Figure record listings:
########

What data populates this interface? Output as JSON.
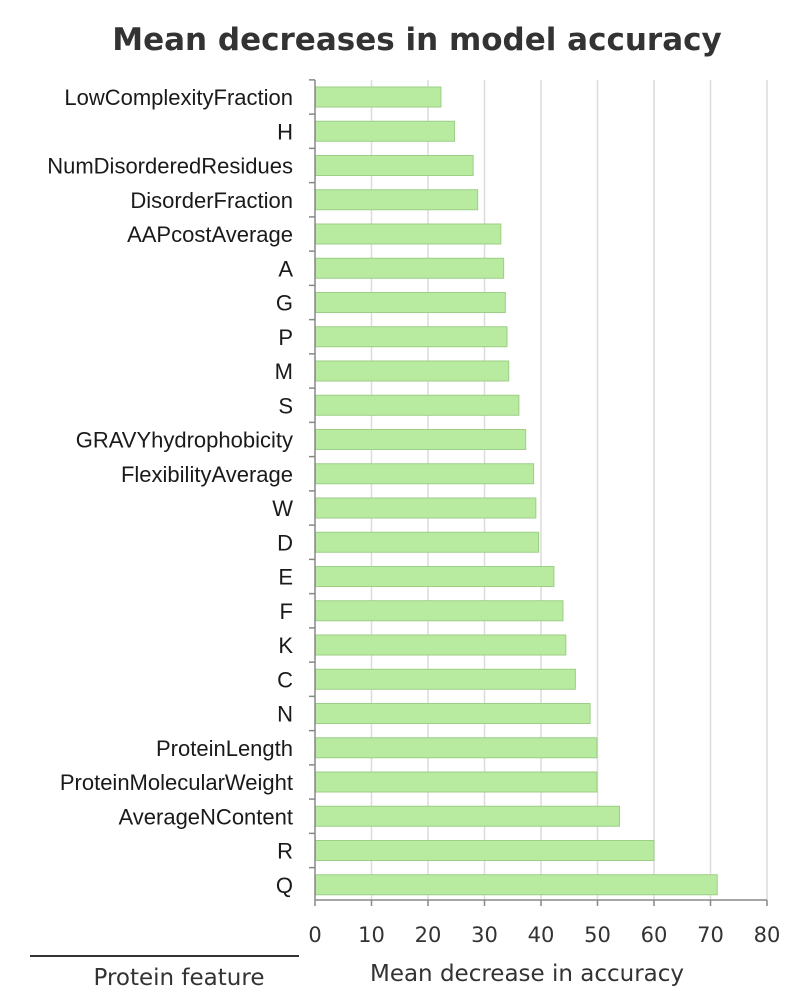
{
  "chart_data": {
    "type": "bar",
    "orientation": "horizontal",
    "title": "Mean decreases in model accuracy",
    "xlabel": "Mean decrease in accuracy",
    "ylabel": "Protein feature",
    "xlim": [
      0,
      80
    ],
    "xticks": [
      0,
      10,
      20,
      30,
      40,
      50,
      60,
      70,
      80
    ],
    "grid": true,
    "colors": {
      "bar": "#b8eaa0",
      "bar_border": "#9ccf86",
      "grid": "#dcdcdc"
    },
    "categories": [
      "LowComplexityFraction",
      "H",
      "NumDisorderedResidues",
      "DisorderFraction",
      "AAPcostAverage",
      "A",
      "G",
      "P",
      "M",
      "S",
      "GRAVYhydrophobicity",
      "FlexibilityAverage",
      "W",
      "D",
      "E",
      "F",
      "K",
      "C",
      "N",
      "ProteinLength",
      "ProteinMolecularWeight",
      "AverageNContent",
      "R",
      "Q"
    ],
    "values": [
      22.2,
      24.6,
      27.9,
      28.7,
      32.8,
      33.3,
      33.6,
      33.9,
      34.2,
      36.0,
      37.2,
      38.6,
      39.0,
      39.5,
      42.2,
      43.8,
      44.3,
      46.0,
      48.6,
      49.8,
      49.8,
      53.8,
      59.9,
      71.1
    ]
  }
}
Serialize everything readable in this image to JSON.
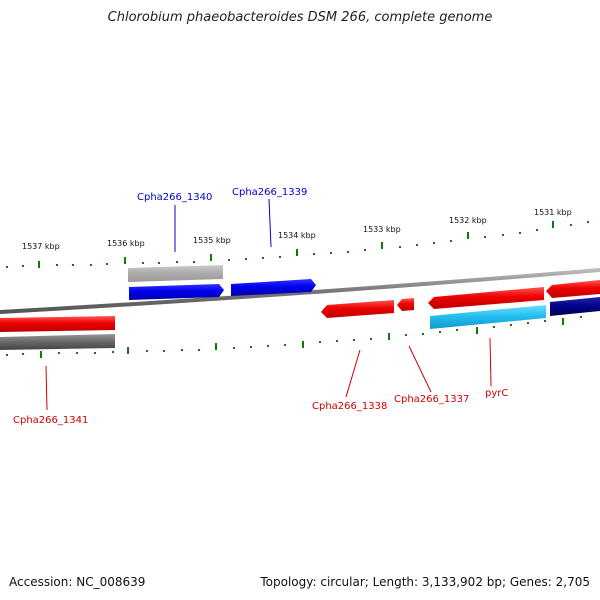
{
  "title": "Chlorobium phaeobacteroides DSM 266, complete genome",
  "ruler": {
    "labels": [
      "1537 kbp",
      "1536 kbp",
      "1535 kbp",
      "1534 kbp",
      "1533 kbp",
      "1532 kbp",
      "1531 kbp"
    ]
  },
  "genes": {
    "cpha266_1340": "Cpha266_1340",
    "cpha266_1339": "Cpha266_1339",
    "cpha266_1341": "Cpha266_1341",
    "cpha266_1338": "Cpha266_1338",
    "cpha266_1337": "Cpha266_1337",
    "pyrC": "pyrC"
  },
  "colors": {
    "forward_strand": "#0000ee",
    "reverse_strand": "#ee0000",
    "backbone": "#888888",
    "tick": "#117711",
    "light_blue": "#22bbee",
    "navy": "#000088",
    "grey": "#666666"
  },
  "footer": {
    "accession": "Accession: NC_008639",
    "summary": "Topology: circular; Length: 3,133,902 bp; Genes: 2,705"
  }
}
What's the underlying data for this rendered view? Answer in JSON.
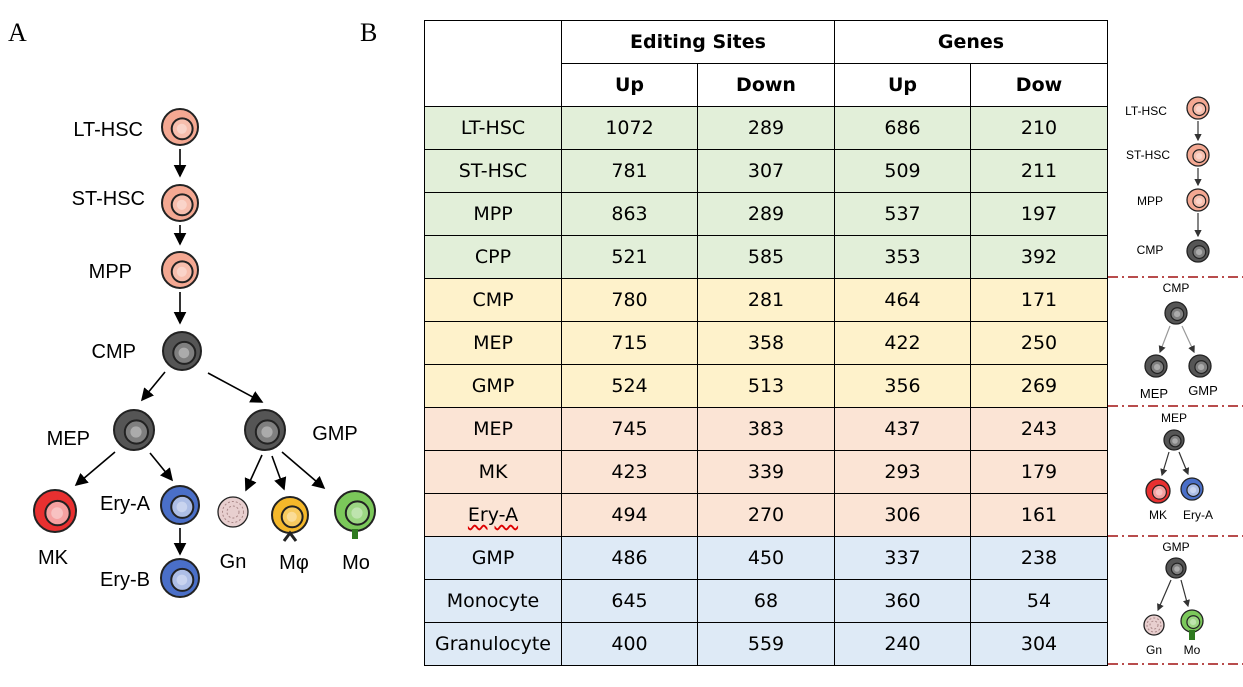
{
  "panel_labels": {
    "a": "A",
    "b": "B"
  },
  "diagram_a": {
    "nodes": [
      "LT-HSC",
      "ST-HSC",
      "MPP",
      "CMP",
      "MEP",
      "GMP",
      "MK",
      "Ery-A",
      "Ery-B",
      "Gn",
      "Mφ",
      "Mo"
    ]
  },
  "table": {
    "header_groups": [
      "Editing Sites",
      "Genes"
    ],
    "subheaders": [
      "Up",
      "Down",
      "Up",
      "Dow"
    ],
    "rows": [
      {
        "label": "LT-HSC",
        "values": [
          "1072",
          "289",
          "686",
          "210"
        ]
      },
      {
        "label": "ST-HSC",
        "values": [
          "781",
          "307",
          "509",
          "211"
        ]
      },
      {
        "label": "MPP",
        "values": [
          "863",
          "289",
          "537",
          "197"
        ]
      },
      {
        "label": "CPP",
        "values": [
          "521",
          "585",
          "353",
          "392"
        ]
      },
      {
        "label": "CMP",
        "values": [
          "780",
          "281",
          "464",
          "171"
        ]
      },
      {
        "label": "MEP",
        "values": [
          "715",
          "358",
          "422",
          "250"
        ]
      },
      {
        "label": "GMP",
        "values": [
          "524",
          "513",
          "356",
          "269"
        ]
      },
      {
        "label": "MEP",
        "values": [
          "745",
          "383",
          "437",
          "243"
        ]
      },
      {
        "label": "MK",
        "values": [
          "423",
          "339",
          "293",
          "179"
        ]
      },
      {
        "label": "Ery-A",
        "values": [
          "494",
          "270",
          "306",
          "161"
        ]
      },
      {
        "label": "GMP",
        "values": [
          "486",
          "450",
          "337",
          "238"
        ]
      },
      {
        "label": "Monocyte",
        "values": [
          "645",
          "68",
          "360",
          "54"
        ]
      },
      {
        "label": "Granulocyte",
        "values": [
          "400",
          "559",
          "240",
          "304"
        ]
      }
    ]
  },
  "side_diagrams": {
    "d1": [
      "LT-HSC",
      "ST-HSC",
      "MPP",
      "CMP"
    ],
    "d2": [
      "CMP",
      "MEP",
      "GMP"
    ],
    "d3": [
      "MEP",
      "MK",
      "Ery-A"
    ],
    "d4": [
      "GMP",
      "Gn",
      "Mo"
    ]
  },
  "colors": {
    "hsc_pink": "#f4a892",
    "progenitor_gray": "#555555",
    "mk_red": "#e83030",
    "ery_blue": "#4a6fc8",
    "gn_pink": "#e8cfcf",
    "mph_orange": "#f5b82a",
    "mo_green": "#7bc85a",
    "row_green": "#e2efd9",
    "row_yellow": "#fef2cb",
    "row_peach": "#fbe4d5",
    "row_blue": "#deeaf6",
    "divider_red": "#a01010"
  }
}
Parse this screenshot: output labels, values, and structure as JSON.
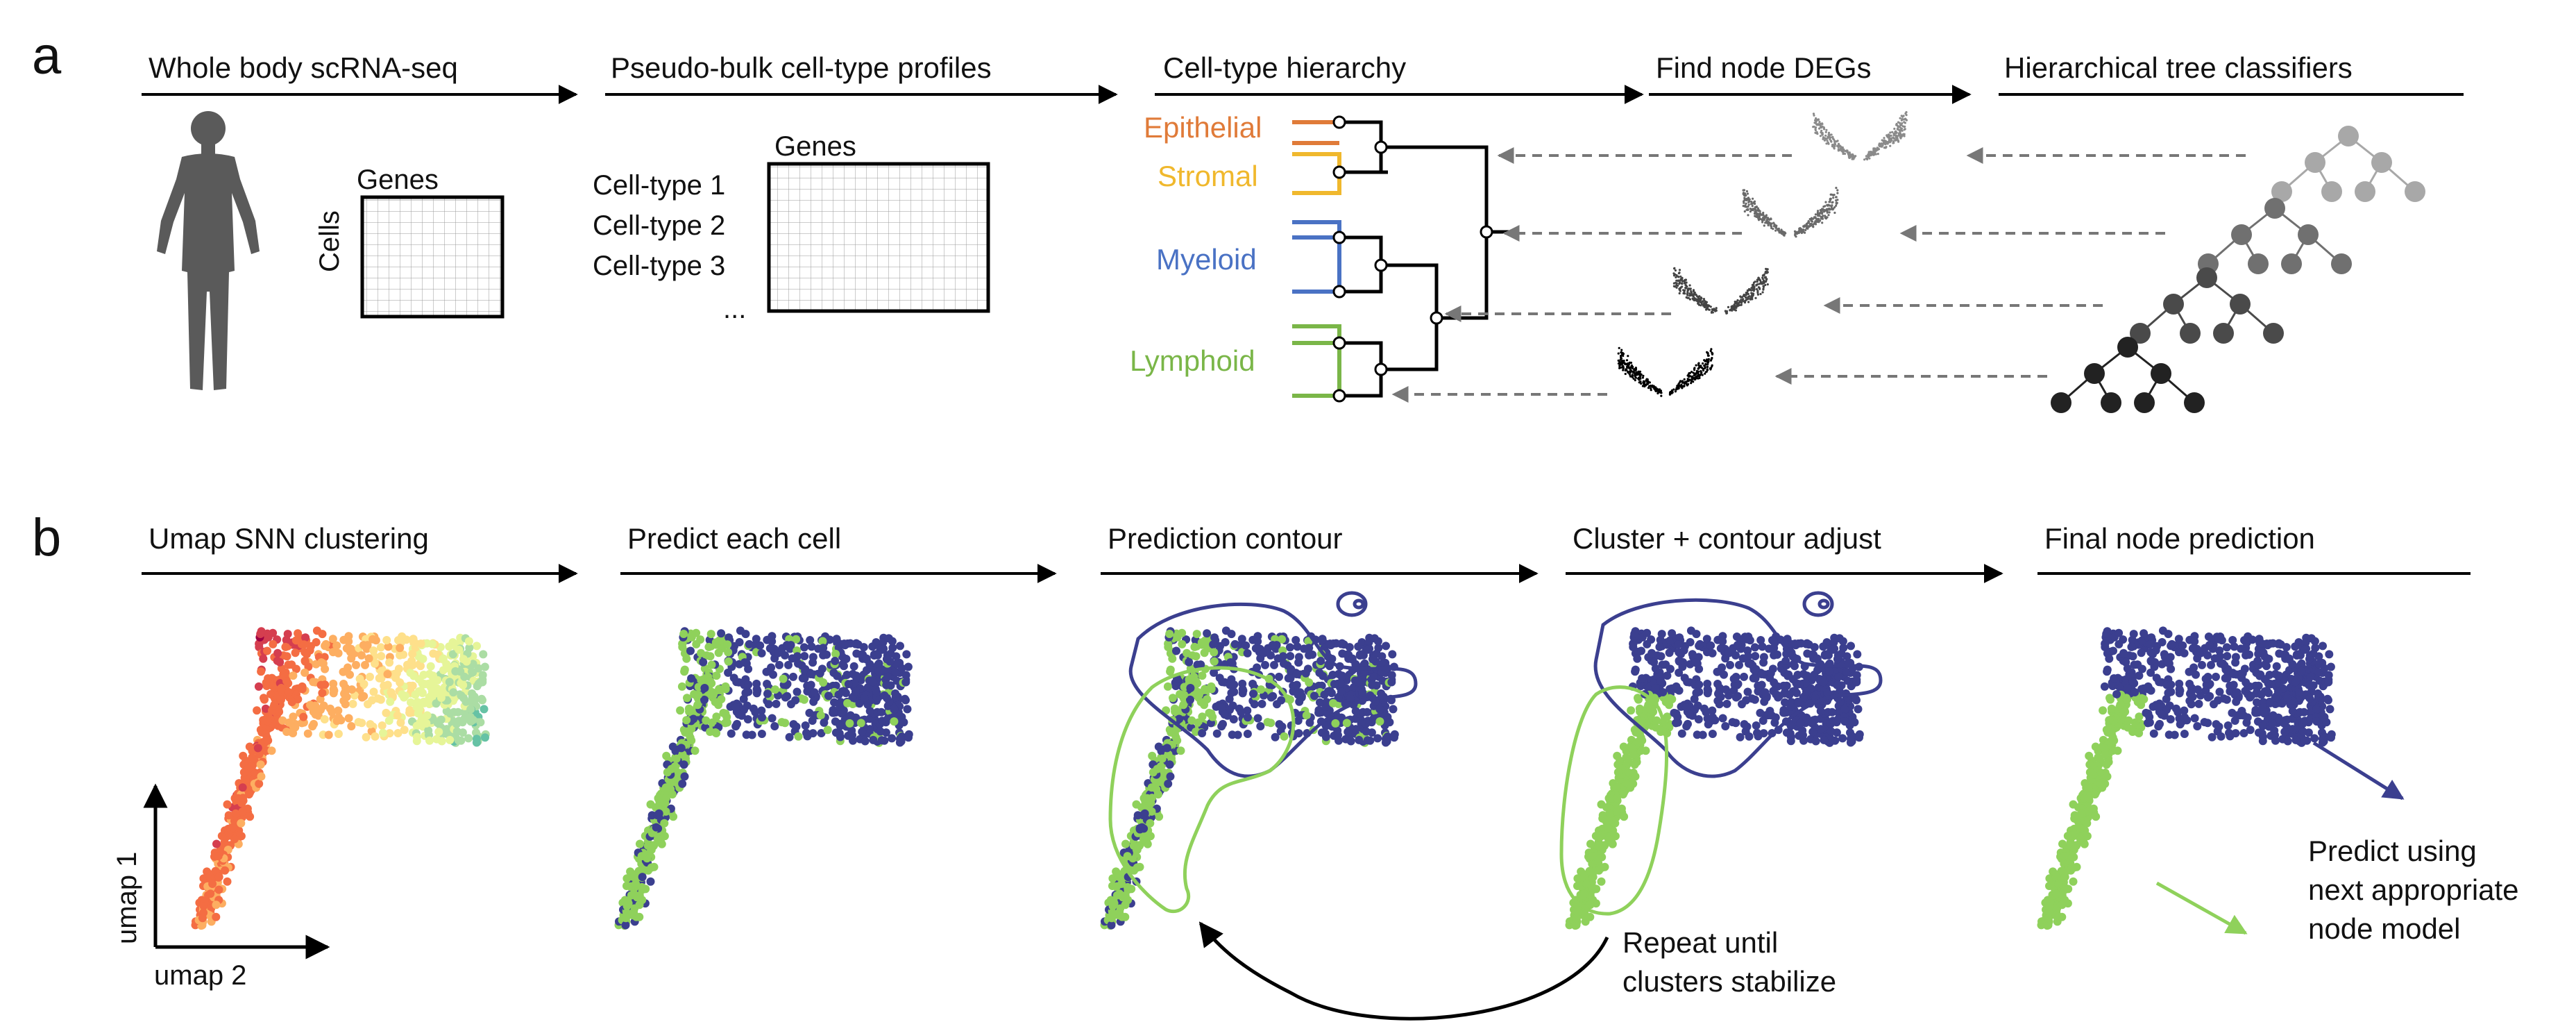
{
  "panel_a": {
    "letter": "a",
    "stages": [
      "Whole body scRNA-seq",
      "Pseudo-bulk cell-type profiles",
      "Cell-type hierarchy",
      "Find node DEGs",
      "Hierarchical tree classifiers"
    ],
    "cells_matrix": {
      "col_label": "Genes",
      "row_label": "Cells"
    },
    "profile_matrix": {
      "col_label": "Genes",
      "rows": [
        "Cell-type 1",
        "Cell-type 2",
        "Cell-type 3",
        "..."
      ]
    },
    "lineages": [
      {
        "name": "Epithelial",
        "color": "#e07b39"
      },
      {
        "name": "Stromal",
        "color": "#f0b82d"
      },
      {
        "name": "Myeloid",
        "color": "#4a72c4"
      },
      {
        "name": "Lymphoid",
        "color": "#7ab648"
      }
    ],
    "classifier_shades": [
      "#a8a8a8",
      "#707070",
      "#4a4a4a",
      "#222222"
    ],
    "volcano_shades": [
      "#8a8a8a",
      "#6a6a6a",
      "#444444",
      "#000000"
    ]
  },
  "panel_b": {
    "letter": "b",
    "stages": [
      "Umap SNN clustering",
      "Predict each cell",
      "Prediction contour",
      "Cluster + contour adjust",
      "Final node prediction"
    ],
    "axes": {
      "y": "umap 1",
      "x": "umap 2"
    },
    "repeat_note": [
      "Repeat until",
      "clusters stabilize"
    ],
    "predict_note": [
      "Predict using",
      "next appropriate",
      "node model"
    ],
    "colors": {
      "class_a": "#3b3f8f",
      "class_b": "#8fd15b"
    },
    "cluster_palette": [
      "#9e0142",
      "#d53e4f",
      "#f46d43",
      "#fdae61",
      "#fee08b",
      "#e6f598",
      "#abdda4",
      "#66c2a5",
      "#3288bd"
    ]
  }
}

########

▸ EXERCISE PROMPT
Write out each line above with the word "accuracy".

▸ OUTPUT OF THE TASK
    "title": "Mean decreases in model accuracy",
    "xlabel": "Mean decrease in accuracy",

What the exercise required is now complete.